Layout element entries

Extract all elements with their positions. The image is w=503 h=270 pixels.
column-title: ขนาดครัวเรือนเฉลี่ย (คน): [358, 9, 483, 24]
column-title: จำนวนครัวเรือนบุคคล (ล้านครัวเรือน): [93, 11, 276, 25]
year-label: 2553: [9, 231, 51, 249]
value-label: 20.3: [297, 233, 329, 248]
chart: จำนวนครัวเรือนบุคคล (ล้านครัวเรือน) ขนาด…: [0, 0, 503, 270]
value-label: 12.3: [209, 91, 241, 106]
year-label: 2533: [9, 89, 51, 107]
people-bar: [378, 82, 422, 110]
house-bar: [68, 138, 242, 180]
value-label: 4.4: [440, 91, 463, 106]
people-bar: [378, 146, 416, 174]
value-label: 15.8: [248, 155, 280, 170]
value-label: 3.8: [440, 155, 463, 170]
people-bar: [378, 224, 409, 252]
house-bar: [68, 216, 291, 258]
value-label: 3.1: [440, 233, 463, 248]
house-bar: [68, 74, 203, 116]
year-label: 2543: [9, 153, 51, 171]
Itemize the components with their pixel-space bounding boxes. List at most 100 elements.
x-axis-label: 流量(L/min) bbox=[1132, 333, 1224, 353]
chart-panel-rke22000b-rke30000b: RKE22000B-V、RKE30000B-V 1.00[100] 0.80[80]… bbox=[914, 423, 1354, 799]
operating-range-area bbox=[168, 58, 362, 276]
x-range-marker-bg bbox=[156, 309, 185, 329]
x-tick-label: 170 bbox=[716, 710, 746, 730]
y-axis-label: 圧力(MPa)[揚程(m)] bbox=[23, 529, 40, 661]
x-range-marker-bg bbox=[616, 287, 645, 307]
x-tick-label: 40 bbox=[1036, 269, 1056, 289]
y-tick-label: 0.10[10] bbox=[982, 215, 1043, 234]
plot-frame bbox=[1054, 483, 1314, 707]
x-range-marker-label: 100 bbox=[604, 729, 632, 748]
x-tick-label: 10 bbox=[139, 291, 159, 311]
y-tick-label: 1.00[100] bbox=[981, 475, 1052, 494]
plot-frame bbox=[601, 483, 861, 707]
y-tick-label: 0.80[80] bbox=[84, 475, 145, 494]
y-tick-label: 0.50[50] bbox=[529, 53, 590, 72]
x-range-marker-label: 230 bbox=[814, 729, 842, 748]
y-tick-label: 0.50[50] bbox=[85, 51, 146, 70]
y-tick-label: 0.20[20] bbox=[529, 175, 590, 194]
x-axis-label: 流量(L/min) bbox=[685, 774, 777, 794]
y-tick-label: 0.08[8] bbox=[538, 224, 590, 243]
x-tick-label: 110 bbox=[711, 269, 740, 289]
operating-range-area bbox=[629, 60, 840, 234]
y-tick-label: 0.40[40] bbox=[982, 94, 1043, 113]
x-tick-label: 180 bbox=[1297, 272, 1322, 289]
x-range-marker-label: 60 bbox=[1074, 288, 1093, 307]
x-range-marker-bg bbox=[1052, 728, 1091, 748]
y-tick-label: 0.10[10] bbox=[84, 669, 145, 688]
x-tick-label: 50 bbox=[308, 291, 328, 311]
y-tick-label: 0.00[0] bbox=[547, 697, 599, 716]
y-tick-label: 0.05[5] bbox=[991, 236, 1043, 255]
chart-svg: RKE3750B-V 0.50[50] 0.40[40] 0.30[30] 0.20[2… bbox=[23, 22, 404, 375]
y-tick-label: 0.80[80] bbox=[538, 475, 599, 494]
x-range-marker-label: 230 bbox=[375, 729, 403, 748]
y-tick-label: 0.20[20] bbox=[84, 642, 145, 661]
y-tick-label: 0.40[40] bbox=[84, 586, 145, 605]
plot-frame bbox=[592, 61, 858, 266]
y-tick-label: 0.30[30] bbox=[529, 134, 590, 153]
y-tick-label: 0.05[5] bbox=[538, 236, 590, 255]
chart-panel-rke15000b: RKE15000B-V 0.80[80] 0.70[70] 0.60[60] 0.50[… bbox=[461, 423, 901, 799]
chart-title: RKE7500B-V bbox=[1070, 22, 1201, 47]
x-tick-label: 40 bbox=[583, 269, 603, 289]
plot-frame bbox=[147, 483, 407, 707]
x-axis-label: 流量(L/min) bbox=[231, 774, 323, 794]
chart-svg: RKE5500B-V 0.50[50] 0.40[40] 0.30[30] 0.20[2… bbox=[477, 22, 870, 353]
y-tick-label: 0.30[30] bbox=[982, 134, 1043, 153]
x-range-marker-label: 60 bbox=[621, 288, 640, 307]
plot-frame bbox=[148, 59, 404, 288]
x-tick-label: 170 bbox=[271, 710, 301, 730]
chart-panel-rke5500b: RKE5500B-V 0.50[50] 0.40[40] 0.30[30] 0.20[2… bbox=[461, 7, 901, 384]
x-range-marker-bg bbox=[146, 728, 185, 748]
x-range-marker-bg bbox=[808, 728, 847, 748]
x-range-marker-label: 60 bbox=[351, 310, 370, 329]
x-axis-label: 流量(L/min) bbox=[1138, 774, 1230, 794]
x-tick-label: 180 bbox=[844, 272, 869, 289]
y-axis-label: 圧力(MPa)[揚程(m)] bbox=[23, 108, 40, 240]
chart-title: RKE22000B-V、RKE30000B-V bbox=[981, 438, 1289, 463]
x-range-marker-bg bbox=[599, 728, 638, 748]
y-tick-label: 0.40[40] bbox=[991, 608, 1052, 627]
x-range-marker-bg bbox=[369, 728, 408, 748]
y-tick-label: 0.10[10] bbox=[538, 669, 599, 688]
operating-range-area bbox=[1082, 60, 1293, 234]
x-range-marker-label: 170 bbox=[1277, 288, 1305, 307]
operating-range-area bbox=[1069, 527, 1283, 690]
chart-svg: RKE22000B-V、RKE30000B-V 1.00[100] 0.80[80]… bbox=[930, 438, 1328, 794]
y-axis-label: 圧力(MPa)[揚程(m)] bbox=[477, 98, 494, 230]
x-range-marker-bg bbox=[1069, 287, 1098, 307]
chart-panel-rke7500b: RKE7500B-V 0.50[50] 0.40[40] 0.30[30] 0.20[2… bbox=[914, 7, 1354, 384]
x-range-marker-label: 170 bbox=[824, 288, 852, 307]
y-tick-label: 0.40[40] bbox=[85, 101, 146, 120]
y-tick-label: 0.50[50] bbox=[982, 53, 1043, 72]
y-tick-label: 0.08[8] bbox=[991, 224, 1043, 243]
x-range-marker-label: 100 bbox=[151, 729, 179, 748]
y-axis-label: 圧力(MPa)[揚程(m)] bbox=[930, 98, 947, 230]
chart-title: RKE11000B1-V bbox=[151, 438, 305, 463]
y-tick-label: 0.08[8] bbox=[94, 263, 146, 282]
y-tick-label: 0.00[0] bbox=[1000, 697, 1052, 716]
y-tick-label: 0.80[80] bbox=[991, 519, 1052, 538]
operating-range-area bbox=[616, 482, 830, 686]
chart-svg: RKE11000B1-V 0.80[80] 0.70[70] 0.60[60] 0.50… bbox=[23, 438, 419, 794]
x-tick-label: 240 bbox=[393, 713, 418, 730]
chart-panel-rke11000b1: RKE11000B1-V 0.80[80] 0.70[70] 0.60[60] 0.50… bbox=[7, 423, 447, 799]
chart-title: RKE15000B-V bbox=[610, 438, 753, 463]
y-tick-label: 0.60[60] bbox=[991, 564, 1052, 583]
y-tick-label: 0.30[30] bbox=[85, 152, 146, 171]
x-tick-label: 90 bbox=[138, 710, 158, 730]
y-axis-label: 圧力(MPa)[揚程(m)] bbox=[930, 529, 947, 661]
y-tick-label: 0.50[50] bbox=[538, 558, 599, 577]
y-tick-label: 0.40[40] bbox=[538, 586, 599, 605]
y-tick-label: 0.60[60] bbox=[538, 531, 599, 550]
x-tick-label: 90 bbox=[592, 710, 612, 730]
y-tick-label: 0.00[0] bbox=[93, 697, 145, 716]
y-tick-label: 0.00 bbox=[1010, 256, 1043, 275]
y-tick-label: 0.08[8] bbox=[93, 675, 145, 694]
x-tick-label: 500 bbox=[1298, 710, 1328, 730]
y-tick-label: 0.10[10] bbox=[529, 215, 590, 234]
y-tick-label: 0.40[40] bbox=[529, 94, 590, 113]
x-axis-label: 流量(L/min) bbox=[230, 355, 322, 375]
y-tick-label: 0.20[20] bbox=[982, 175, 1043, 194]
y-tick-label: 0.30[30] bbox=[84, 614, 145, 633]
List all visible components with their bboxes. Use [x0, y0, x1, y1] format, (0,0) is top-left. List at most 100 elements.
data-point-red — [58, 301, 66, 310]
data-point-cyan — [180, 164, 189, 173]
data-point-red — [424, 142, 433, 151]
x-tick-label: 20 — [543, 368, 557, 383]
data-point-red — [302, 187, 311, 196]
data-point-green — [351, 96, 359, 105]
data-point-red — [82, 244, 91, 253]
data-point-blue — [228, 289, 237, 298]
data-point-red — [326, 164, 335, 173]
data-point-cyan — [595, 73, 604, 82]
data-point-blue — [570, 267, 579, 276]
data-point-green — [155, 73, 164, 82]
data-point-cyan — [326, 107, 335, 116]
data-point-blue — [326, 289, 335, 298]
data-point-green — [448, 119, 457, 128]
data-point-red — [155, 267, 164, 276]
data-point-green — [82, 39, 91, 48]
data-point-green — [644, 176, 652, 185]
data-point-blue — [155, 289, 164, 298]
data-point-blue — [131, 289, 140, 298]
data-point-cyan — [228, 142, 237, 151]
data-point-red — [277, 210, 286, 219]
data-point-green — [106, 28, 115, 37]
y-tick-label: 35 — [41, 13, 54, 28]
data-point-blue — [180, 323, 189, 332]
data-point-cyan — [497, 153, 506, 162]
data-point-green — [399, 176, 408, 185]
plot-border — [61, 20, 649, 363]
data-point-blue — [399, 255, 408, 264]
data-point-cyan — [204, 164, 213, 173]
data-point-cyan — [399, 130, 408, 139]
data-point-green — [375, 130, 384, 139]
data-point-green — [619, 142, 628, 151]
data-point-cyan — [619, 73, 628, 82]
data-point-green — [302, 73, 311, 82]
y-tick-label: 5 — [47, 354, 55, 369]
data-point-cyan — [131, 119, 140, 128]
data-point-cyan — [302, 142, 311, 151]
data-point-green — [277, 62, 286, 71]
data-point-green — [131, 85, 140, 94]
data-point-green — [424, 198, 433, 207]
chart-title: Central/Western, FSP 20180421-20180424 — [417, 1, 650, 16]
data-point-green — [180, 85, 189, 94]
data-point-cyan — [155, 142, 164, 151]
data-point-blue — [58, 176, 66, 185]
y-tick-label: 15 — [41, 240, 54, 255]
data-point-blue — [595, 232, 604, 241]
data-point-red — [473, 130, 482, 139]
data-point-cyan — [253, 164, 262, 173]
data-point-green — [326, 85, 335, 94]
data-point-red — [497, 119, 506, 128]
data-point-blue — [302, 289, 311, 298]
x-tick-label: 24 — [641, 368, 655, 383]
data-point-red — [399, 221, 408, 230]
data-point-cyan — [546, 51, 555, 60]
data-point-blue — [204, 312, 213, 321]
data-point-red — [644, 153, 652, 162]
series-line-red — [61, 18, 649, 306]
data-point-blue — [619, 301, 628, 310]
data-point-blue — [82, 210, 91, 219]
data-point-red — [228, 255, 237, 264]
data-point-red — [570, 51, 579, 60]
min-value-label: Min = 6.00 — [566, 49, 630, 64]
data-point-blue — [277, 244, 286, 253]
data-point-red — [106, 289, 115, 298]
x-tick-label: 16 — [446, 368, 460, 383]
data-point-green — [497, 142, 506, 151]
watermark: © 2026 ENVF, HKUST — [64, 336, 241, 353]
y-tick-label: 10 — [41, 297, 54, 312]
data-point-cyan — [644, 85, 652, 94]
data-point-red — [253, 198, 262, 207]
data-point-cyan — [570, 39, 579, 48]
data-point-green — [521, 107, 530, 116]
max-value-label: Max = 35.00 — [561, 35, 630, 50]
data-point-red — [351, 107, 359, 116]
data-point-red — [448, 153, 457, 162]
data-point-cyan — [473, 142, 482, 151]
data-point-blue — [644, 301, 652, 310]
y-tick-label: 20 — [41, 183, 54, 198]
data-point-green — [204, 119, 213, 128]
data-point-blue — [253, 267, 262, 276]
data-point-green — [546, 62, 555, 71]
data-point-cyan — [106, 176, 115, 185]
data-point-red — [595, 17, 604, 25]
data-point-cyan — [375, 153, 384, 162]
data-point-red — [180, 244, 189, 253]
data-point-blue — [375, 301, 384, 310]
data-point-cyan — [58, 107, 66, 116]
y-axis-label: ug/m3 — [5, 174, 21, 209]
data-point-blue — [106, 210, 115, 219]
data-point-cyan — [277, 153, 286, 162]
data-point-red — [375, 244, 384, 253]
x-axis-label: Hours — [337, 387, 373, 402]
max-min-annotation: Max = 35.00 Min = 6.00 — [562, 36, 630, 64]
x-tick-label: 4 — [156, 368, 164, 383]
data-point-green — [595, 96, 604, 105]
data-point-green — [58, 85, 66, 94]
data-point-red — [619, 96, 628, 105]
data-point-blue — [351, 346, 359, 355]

◆ WHAT NEEDS TO BE DONE
Would you format the lines from the very start of the entries through the line containing "house-bar: [68, 74, 203, 116]", that line included, as a JSON list of strings with one string per line and blank lines omitted?

◆ ANSWER TO THE PROBLEM
[
  "Extract all elements with their positions. The image is w=503 h=270 pixels.",
  "column-title: ขนาดครัวเรือนเฉลี่ย (คน): [358, 9, 483, 24]",
  "column-title: จำนวนครัวเรือนบุคคล (ล้านครัวเรือน): [93, 11, 276, 25]",
  "year-label: 2553: [9, 231, 51, 249]",
  "value-label: 20.3: [297, 233, 329, 248]",
  "chart: จำนวนครัวเรือนบุคคล (ล้านครัวเรือน) ขนาด…: [0, 0, 503, 270]",
  "value-label: 12.3: [209, 91, 241, 106]",
  "year-label: 2533: [9, 89, 51, 107]",
  "people-bar: [378, 82, 422, 110]",
  "house-bar: [68, 138, 242, 180]",
  "value-label: 4.4: [440, 91, 463, 106]",
  "people-bar: [378, 146, 416, 174]",
  "value-label: 15.8: [248, 155, 280, 170]",
  "value-label: 3.8: [440, 155, 463, 170]",
  "people-bar: [378, 224, 409, 252]",
  "house-bar: [68, 216, 291, 258]",
  "value-label: 3.1: [440, 233, 463, 248]",
  "house-bar: [68, 74, 203, 116]"
]